--- Begin Supplied entries ---

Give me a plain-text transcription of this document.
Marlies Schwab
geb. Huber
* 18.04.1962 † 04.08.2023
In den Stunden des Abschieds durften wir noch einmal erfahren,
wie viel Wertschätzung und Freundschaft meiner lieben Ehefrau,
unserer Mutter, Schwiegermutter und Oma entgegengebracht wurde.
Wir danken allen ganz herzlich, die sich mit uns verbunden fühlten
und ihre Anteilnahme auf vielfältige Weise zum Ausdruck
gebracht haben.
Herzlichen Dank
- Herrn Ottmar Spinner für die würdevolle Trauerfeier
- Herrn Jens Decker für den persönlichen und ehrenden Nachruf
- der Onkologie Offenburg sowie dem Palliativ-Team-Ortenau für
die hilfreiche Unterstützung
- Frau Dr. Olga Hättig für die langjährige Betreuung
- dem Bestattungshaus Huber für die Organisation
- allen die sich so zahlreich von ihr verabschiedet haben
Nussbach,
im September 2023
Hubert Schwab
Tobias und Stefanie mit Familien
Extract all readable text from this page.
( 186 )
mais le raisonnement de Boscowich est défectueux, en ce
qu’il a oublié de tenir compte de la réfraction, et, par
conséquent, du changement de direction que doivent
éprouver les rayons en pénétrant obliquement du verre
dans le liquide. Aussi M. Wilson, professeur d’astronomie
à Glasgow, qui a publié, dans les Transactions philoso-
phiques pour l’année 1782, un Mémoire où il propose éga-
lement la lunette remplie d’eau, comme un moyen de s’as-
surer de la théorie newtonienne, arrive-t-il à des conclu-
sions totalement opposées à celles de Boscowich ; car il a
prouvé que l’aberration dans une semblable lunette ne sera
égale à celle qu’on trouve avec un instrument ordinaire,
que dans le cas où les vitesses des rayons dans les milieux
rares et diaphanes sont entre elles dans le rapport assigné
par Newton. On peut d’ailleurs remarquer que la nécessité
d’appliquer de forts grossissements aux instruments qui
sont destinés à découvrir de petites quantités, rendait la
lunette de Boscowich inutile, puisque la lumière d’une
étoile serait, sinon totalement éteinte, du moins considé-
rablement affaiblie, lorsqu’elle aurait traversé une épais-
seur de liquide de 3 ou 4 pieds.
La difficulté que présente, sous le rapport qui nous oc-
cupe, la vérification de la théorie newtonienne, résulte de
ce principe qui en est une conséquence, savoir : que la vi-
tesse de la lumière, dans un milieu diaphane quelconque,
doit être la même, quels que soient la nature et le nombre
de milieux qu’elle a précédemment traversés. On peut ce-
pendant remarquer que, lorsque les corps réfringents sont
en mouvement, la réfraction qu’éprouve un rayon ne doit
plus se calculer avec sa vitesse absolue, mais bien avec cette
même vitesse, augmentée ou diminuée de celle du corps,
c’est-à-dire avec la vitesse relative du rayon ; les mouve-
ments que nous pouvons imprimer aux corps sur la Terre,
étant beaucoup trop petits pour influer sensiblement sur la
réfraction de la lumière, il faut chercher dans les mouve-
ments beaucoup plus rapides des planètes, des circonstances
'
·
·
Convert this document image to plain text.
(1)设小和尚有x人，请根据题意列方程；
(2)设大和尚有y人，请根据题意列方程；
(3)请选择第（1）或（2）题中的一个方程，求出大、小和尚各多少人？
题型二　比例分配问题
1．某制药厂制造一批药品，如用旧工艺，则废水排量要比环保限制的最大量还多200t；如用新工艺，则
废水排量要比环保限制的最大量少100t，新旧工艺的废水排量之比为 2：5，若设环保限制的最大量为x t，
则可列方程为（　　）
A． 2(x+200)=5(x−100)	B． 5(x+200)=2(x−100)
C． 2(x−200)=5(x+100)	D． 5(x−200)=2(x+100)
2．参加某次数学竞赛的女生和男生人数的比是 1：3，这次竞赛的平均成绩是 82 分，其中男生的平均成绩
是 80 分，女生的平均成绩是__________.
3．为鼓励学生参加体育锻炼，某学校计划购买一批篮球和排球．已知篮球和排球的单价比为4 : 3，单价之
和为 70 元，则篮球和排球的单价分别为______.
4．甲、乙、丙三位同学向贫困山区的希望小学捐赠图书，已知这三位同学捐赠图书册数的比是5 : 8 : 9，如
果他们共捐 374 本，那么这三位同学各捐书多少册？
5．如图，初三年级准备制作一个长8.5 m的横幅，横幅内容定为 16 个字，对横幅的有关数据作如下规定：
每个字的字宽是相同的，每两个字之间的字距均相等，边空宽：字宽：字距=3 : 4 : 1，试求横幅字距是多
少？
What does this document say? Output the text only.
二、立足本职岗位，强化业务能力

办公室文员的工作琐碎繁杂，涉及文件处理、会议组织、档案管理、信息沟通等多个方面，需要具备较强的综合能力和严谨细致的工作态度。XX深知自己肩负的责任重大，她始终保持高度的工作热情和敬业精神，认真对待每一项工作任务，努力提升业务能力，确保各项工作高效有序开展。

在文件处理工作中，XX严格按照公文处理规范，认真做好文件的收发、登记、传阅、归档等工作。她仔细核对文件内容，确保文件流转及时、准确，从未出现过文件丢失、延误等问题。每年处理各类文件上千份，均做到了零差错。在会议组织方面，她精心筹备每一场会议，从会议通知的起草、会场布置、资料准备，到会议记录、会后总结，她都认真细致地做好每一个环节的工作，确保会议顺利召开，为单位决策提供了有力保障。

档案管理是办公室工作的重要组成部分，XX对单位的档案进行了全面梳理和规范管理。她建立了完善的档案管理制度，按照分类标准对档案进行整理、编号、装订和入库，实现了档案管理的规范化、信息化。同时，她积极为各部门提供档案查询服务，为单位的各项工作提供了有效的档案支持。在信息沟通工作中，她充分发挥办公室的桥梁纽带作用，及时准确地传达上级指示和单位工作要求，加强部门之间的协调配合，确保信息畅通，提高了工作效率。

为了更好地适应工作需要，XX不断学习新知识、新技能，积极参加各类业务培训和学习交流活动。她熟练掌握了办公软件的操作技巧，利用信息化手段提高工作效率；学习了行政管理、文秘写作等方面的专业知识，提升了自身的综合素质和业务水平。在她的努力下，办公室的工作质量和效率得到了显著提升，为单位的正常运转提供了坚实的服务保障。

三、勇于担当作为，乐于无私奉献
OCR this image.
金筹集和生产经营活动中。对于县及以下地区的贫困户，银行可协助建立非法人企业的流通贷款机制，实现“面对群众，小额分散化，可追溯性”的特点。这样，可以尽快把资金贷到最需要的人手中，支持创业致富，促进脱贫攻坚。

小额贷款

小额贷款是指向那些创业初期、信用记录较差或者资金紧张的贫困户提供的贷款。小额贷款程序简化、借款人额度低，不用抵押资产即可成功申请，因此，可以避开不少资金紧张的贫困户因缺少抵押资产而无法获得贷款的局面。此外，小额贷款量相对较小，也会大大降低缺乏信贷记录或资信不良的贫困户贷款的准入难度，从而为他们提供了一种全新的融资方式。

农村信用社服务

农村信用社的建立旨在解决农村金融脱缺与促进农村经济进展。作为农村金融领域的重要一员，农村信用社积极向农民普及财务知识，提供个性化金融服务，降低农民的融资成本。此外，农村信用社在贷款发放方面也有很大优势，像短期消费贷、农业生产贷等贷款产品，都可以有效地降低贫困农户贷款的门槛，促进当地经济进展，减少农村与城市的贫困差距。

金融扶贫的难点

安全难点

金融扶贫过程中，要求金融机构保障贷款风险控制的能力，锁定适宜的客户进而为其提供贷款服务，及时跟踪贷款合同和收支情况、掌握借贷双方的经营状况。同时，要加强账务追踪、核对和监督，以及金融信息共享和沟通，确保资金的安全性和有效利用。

--- End Supplied entries ---

Restate the data above word for word, please.

§ Correct output:
Give me a plain-text transcription of this document.
Marlies Schwab
geb. Huber
* 18.04.1962 † 04.08.2023
In den Stunden des Abschieds durften wir noch einmal erfahren,
wie viel Wertschätzung und Freundschaft meiner lieben Ehefrau,
unserer Mutter, Schwiegermutter und Oma entgegengebracht wurde.
Wir danken allen ganz herzlich, die sich mit uns verbunden fühlten
und ihre Anteilnahme auf vielfältige Weise zum Ausdruck
gebracht haben.
Herzlichen Dank
- Herrn Ottmar Spinner für die würdevolle Trauerfeier
- Herrn Jens Decker für den persönlichen und ehrenden Nachruf
- der Onkologie Offenburg sowie dem Palliativ-Team-Ortenau für
die hilfreiche Unterstützung
- Frau Dr. Olga Hättig für die langjährige Betreuung
- dem Bestattungshaus Huber für die Organisation
- allen die sich so zahlreich von ihr verabschiedet haben
Nussbach,
im September 2023
Hubert Schwab
Tobias und Stefanie mit Familien
Extract all readable text from this page.
( 186 )
mais le raisonnement de Boscowich est défectueux, en ce
qu’il a oublié de tenir compte de la réfraction, et, par
conséquent, du changement de direction que doivent
éprouver les rayons en pénétrant obliquement du verre
dans le liquide. Aussi M. Wilson, professeur d’astronomie
à Glasgow, qui a publié, dans les Transactions philoso-
phiques pour l’année 1782, un Mémoire où il propose éga-
lement la lunette remplie d’eau, comme un moyen de s’as-
surer de la théorie newtonienne, arrive-t-il à des conclu-
sions totalement opposées à celles de Boscowich ; car il a
prouvé que l’aberration dans une semblable lunette ne sera
égale à celle qu’on trouve avec un instrument ordinaire,
que dans le cas où les vitesses des rayons dans les milieux
rares et diaphanes sont entre elles dans le rapport assigné
par Newton. On peut d’ailleurs remarquer que la nécessité
d’appliquer de forts grossissements aux instruments qui
sont destinés à découvrir de petites quantités, rendait la
lunette de Boscowich inutile, puisque la lumière d’une
étoile serait, sinon totalement éteinte, du moins considé-
rablement affaiblie, lorsqu’elle aurait traversé une épais-
seur de liquide de 3 ou 4 pieds.
La difficulté que présente, sous le rapport qui nous oc-
cupe, la vérification de la théorie newtonienne, résulte de
ce principe qui en est une conséquence, savoir : que la vi-
tesse de la lumière, dans un milieu diaphane quelconque,
doit être la même, quels que soient la nature et le nombre
de milieux qu’elle a précédemment traversés. On peut ce-
pendant remarquer que, lorsque les corps réfringents sont
en mouvement, la réfraction qu’éprouve un rayon ne doit
plus se calculer avec sa vitesse absolue, mais bien avec cette
même vitesse, augmentée ou diminuée de celle du corps,
c’est-à-dire avec la vitesse relative du rayon ; les mouve-
ments que nous pouvons imprimer aux corps sur la Terre,
étant beaucoup trop petits pour influer sensiblement sur la
réfraction de la lumière, il faut chercher dans les mouve-
ments beaucoup plus rapides des planètes, des circonstances
'
·
·
Convert this document image to plain text.
(1)设小和尚有x人，请根据题意列方程；
(2)设大和尚有y人，请根据题意列方程；
(3)请选择第（1）或（2）题中的一个方程，求出大、小和尚各多少人？
题型二　比例分配问题
1．某制药厂制造一批药品，如用旧工艺，则废水排量要比环保限制的最大量还多200t；如用新工艺，则
废水排量要比环保限制的最大量少100t，新旧工艺的废水排量之比为 2：5，若设环保限制的最大量为x t，
则可列方程为（　　）
A． 2(x+200)=5(x−100)	B． 5(x+200)=2(x−100)
C． 2(x−200)=5(x+100)	D． 5(x−200)=2(x+100)
2．参加某次数学竞赛的女生和男生人数的比是 1：3，这次竞赛的平均成绩是 82 分，其中男生的平均成绩
是 80 分，女生的平均成绩是__________.
3．为鼓励学生参加体育锻炼，某学校计划购买一批篮球和排球．已知篮球和排球的单价比为4 : 3，单价之
和为 70 元，则篮球和排球的单价分别为______.
4．甲、乙、丙三位同学向贫困山区的希望小学捐赠图书，已知这三位同学捐赠图书册数的比是5 : 8 : 9，如
果他们共捐 374 本，那么这三位同学各捐书多少册？
5．如图，初三年级准备制作一个长8.5 m的横幅，横幅内容定为 16 个字，对横幅的有关数据作如下规定：
每个字的字宽是相同的，每两个字之间的字距均相等，边空宽：字宽：字距=3 : 4 : 1，试求横幅字距是多
少？
What does this document say? Output the text only.
二、立足本职岗位，强化业务能力

办公室文员的工作琐碎繁杂，涉及文件处理、会议组织、档案管理、信息沟通等多个方面，需要具备较强的综合能力和严谨细致的工作态度。XX深知自己肩负的责任重大，她始终保持高度的工作热情和敬业精神，认真对待每一项工作任务，努力提升业务能力，确保各项工作高效有序开展。

在文件处理工作中，XX严格按照公文处理规范，认真做好文件的收发、登记、传阅、归档等工作。她仔细核对文件内容，确保文件流转及时、准确，从未出现过文件丢失、延误等问题。每年处理各类文件上千份，均做到了零差错。在会议组织方面，她精心筹备每一场会议，从会议通知的起草、会场布置、资料准备，到会议记录、会后总结，她都认真细致地做好每一个环节的工作，确保会议顺利召开，为单位决策提供了有力保障。

档案管理是办公室工作的重要组成部分，XX对单位的档案进行了全面梳理和规范管理。她建立了完善的档案管理制度，按照分类标准对档案进行整理、编号、装订和入库，实现了档案管理的规范化、信息化。同时，她积极为各部门提供档案查询服务，为单位的各项工作提供了有效的档案支持。在信息沟通工作中，她充分发挥办公室的桥梁纽带作用，及时准确地传达上级指示和单位工作要求，加强部门之间的协调配合，确保信息畅通，提高了工作效率。

为了更好地适应工作需要，XX不断学习新知识、新技能，积极参加各类业务培训和学习交流活动。她熟练掌握了办公软件的操作技巧，利用信息化手段提高工作效率；学习了行政管理、文秘写作等方面的专业知识，提升了自身的综合素质和业务水平。在她的努力下，办公室的工作质量和效率得到了显著提升，为单位的正常运转提供了坚实的服务保障。

三、勇于担当作为，乐于无私奉献
OCR this image.
金筹集和生产经营活动中。对于县及以下地区的贫困户，银行可协助建立非法人企业的流通贷款机制，实现“面对群众，小额分散化，可追溯性”的特点。这样，可以尽快把资金贷到最需要的人手中，支持创业致富，促进脱贫攻坚。

小额贷款

小额贷款是指向那些创业初期、信用记录较差或者资金紧张的贫困户提供的贷款。小额贷款程序简化、借款人额度低，不用抵押资产即可成功申请，因此，可以避开不少资金紧张的贫困户因缺少抵押资产而无法获得贷款的局面。此外，小额贷款量相对较小，也会大大降低缺乏信贷记录或资信不良的贫困户贷款的准入难度，从而为他们提供了一种全新的融资方式。

农村信用社服务

农村信用社的建立旨在解决农村金融脱缺与促进农村经济进展。作为农村金融领域的重要一员，农村信用社积极向农民普及财务知识，提供个性化金融服务，降低农民的融资成本。此外，农村信用社在贷款发放方面也有很大优势，像短期消费贷、农业生产贷等贷款产品，都可以有效地降低贫困农户贷款的门槛，促进当地经济进展，减少农村与城市的贫困差距。

金融扶贫的难点

安全难点

金融扶贫过程中，要求金融机构保障贷款风险控制的能力，锁定适宜的客户进而为其提供贷款服务，及时跟踪贷款合同和收支情况、掌握借贷双方的经营状况。同时，要加强账务追踪、核对和监督，以及金融信息共享和沟通，确保资金的安全性和有效利用。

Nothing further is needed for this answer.